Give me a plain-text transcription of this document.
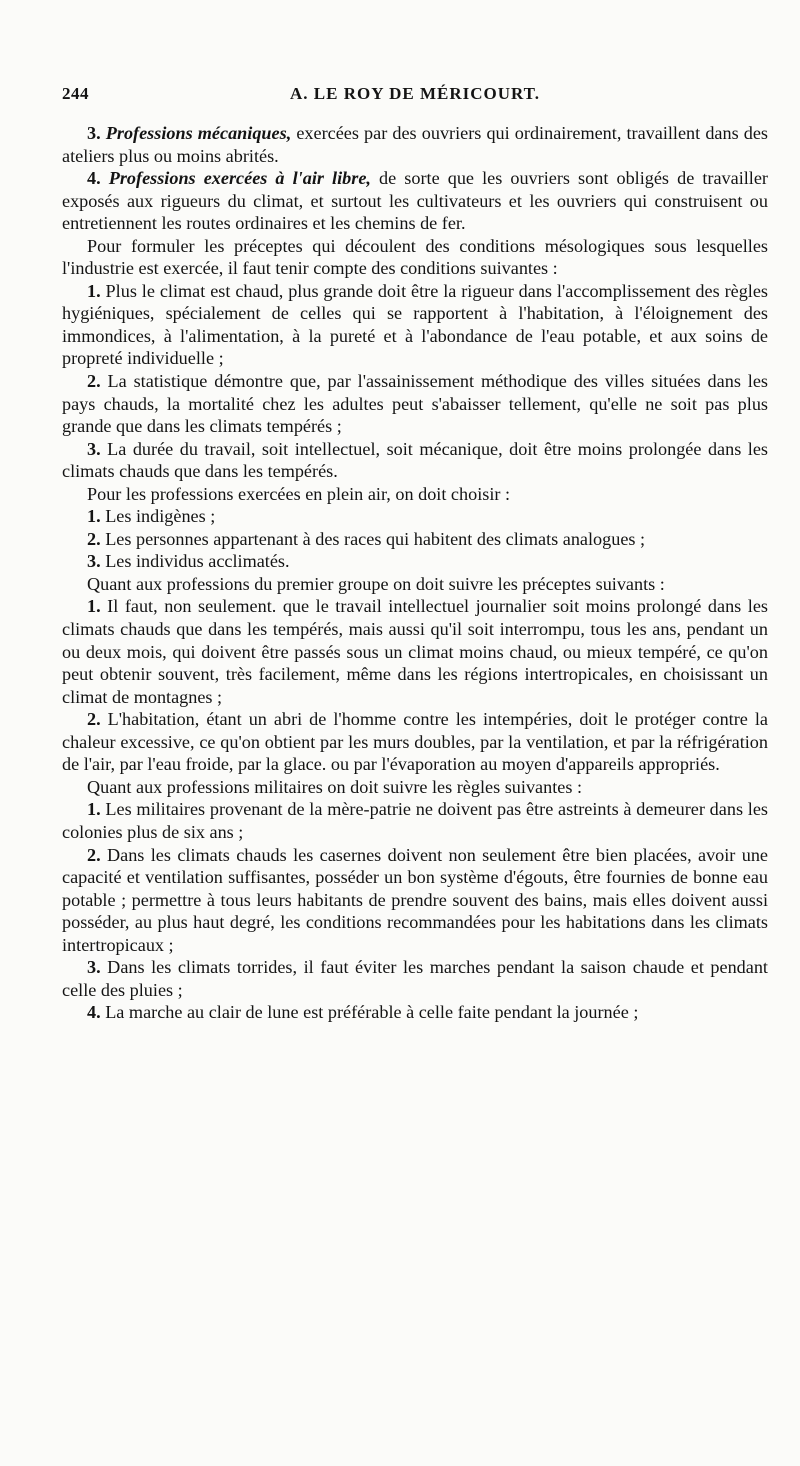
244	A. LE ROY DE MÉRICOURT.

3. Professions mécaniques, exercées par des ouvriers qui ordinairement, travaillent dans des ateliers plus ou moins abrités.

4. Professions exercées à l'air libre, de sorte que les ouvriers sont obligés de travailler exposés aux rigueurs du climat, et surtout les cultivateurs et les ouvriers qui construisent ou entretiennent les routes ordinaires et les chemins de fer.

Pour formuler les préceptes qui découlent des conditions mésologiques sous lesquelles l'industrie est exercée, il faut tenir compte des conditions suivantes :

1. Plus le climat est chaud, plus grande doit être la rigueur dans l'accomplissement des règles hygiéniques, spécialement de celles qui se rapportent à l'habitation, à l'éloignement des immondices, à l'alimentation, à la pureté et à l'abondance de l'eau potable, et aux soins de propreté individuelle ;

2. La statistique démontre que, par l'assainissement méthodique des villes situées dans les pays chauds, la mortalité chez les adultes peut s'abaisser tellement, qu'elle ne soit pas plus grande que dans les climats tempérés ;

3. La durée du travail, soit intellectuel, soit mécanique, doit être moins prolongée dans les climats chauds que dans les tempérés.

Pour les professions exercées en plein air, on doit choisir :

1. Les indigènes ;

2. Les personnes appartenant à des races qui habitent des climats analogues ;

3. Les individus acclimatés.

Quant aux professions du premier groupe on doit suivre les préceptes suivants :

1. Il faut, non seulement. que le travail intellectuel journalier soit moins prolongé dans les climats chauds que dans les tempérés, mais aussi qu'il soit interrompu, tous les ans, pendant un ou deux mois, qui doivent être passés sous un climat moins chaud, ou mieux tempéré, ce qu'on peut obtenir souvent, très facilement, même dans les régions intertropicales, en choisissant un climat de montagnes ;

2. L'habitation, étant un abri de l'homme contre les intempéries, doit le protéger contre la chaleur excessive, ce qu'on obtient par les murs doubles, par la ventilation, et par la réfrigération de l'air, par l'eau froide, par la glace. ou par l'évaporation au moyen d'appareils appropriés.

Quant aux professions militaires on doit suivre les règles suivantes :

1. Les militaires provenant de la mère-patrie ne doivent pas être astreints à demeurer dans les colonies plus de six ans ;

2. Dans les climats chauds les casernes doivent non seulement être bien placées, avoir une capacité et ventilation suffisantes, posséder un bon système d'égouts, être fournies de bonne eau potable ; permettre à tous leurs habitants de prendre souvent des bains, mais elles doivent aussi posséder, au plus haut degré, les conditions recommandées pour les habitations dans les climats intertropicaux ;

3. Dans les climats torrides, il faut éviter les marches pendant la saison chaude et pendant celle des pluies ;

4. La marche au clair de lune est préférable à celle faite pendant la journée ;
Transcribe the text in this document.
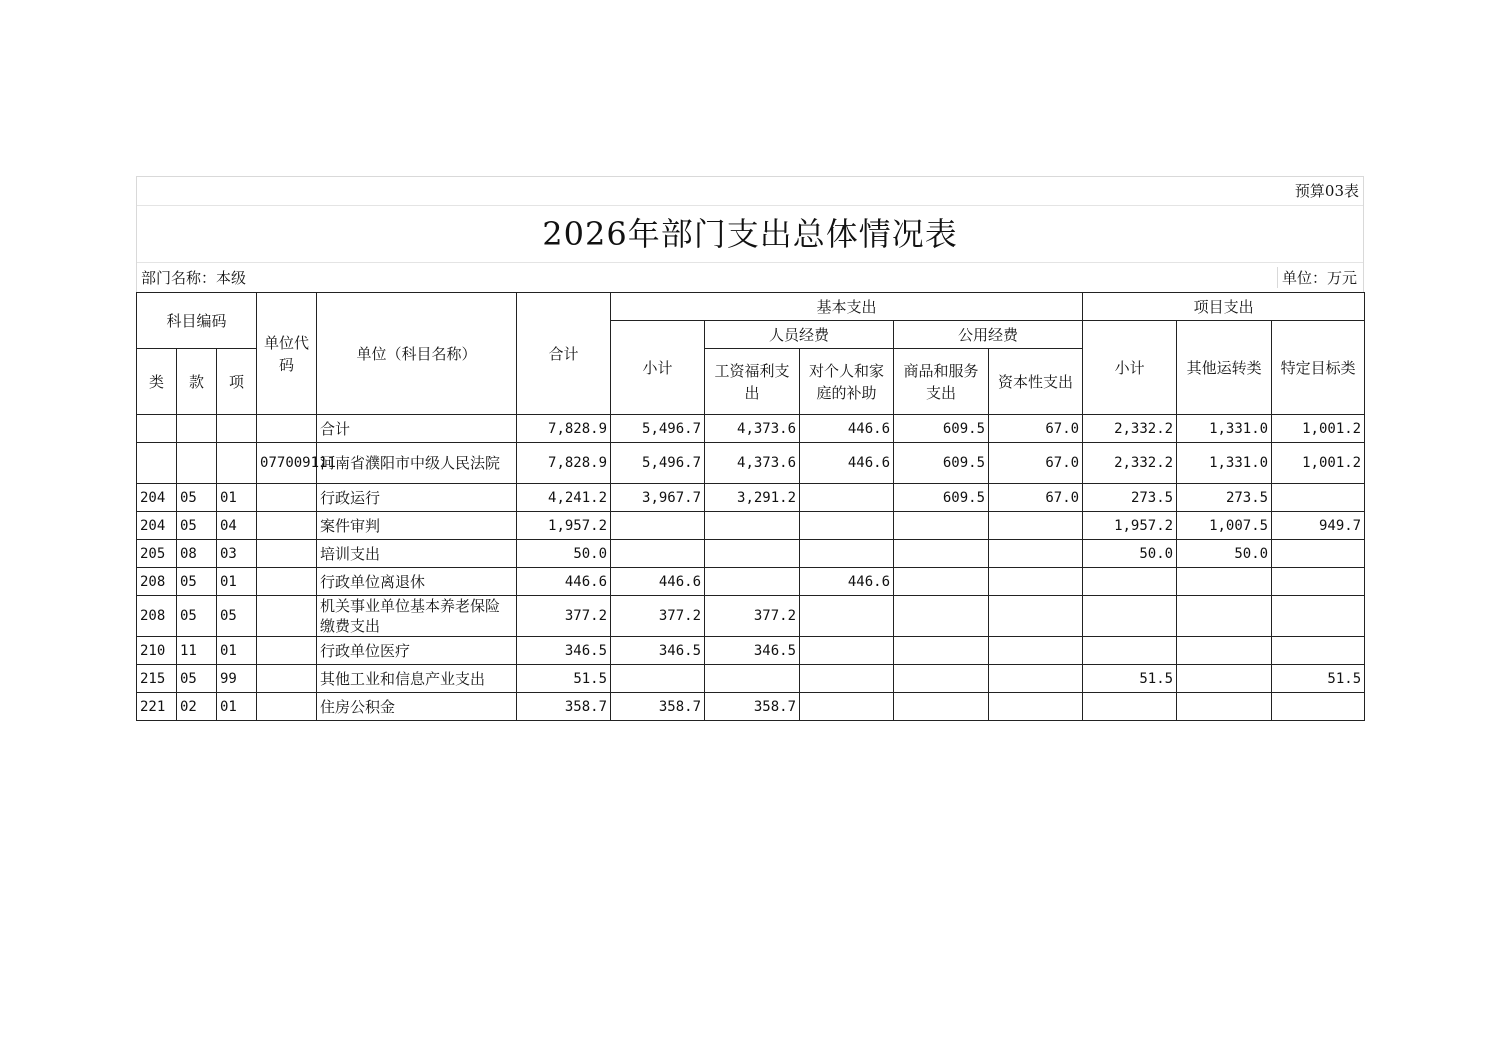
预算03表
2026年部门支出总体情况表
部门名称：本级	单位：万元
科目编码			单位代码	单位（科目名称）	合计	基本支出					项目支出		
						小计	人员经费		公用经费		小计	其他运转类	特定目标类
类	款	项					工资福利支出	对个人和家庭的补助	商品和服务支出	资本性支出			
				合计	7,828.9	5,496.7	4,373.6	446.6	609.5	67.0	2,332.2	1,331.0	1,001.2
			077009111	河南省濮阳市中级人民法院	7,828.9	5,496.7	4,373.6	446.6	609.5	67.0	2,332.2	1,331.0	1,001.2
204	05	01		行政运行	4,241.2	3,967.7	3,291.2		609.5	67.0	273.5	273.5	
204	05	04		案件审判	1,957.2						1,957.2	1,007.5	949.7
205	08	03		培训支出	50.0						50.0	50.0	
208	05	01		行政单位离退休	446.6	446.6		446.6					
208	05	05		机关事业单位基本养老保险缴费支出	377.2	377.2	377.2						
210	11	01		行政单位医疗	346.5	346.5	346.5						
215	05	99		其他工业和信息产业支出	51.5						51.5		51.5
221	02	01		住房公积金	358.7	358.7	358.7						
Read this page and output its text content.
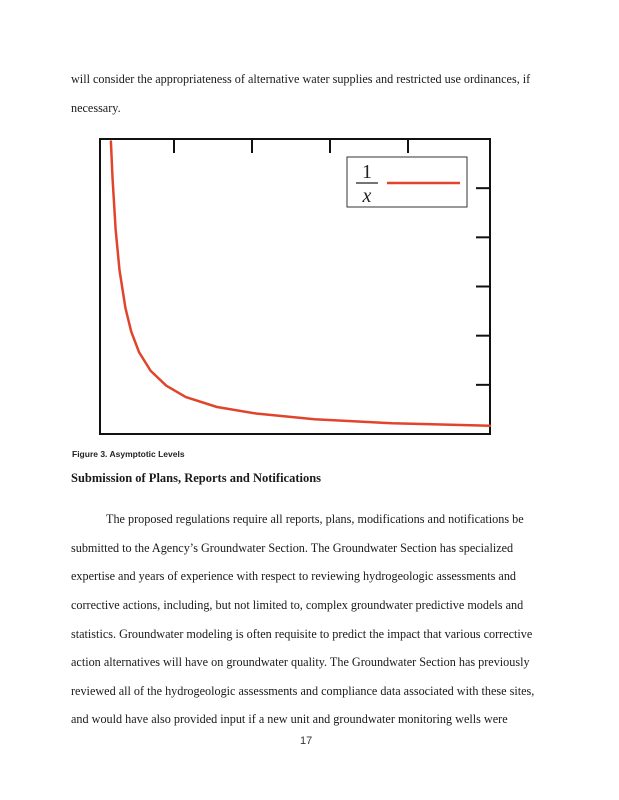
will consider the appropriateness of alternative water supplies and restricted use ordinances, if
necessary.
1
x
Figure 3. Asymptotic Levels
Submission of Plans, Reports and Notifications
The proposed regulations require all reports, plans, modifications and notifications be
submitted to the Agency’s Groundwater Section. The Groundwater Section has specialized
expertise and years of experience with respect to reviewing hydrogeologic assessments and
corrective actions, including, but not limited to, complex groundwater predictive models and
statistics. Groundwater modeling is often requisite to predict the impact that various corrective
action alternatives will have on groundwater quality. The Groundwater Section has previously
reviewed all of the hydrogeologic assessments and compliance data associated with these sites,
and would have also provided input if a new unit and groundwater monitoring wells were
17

####

Exclude the pictures. Write out the remaining data exactly.

Give me a plain-text transcription of this document.
244	A. LE ROY DE MÉRICOURT.

3. Professions mécaniques, exercées par des ouvriers qui ordinairement, travaillent dans des ateliers plus ou moins abrités.

4. Professions exercées à l'air libre, de sorte que les ouvriers sont obligés de travailler exposés aux rigueurs du climat, et surtout les cultivateurs et les ouvriers qui construisent ou entretiennent les routes ordinaires et les chemins de fer.

Pour formuler les préceptes qui découlent des conditions mésologiques sous lesquelles l'industrie est exercée, il faut tenir compte des conditions suivantes :

1. Plus le climat est chaud, plus grande doit être la rigueur dans l'accomplissement des règles hygiéniques, spécialement de celles qui se rapportent à l'habitation, à l'éloignement des immondices, à l'alimentation, à la pureté et à l'abondance de l'eau potable, et aux soins de propreté individuelle ;

2. La statistique démontre que, par l'assainissement méthodique des villes situées dans les pays chauds, la mortalité chez les adultes peut s'abaisser tellement, qu'elle ne soit pas plus grande que dans les climats tempérés ;

3. La durée du travail, soit intellectuel, soit mécanique, doit être moins prolongée dans les climats chauds que dans les tempérés.

Pour les professions exercées en plein air, on doit choisir :

1. Les indigènes ;

2. Les personnes appartenant à des races qui habitent des climats analogues ;

3. Les individus acclimatés.

Quant aux professions du premier groupe on doit suivre les préceptes suivants :

1. Il faut, non seulement. que le travail intellectuel journalier soit moins prolongé dans les climats chauds que dans les tempérés, mais aussi qu'il soit interrompu, tous les ans, pendant un ou deux mois, qui doivent être passés sous un climat moins chaud, ou mieux tempéré, ce qu'on peut obtenir souvent, très facilement, même dans les régions intertropicales, en choisissant un climat de montagnes ;

2. L'habitation, étant un abri de l'homme contre les intempéries, doit le protéger contre la chaleur excessive, ce qu'on obtient par les murs doubles, par la ventilation, et par la réfrigération de l'air, par l'eau froide, par la glace. ou par l'évaporation au moyen d'appareils appropriés.

Quant aux professions militaires on doit suivre les règles suivantes :

1. Les militaires provenant de la mère-patrie ne doivent pas être astreints à demeurer dans les colonies plus de six ans ;

2. Dans les climats chauds les casernes doivent non seulement être bien placées, avoir une capacité et ventilation suffisantes, posséder un bon système d'égouts, être fournies de bonne eau potable ; permettre à tous leurs habitants de prendre souvent des bains, mais elles doivent aussi posséder, au plus haut degré, les conditions recommandées pour les habitations dans les climats intertropicaux ;

3. Dans les climats torrides, il faut éviter les marches pendant la saison chaude et pendant celle des pluies ;

4. La marche au clair de lune est préférable à celle faite pendant la journée ;
Transcribe the text in this document.
预算03表
2026年部门支出总体情况表
部门名称：本级	单位：万元
科目编码			单位代码	单位（科目名称）	合计	基本支出					项目支出		
						小计	人员经费		公用经费		小计	其他运转类	特定目标类
类	款	项					工资福利支出	对个人和家庭的补助	商品和服务支出	资本性支出			
				合计	7,828.9	5,496.7	4,373.6	446.6	609.5	67.0	2,332.2	1,331.0	1,001.2
			077009111	河南省濮阳市中级人民法院	7,828.9	5,496.7	4,373.6	446.6	609.5	67.0	2,332.2	1,331.0	1,001.2
204	05	01		行政运行	4,241.2	3,967.7	3,291.2		609.5	67.0	273.5	273.5	
204	05	04		案件审判	1,957.2						1,957.2	1,007.5	949.7
205	08	03		培训支出	50.0						50.0	50.0	
208	05	01		行政单位离退休	446.6	446.6		446.6					
208	05	05		机关事业单位基本养老保险缴费支出	377.2	377.2	377.2						
210	11	01		行政单位医疗	346.5	346.5	346.5						
215	05	99		其他工业和信息产业支出	51.5						51.5		51.5
221	02	01		住房公积金	358.7	358.7	358.7						
Read this page and output its text content.
will consider the appropriateness of alternative water supplies and restricted use ordinances, if
necessary.
1
x
Figure 3. Asymptotic Levels
Submission of Plans, Reports and Notifications
The proposed regulations require all reports, plans, modifications and notifications be
submitted to the Agency’s Groundwater Section. The Groundwater Section has specialized
expertise and years of experience with respect to reviewing hydrogeologic assessments and
corrective actions, including, but not limited to, complex groundwater predictive models and
statistics. Groundwater modeling is often requisite to predict the impact that various corrective
action alternatives will have on groundwater quality. The Groundwater Section has previously
reviewed all of the hydrogeologic assessments and compliance data associated with these sites,
and would have also provided input if a new unit and groundwater monitoring wells were
17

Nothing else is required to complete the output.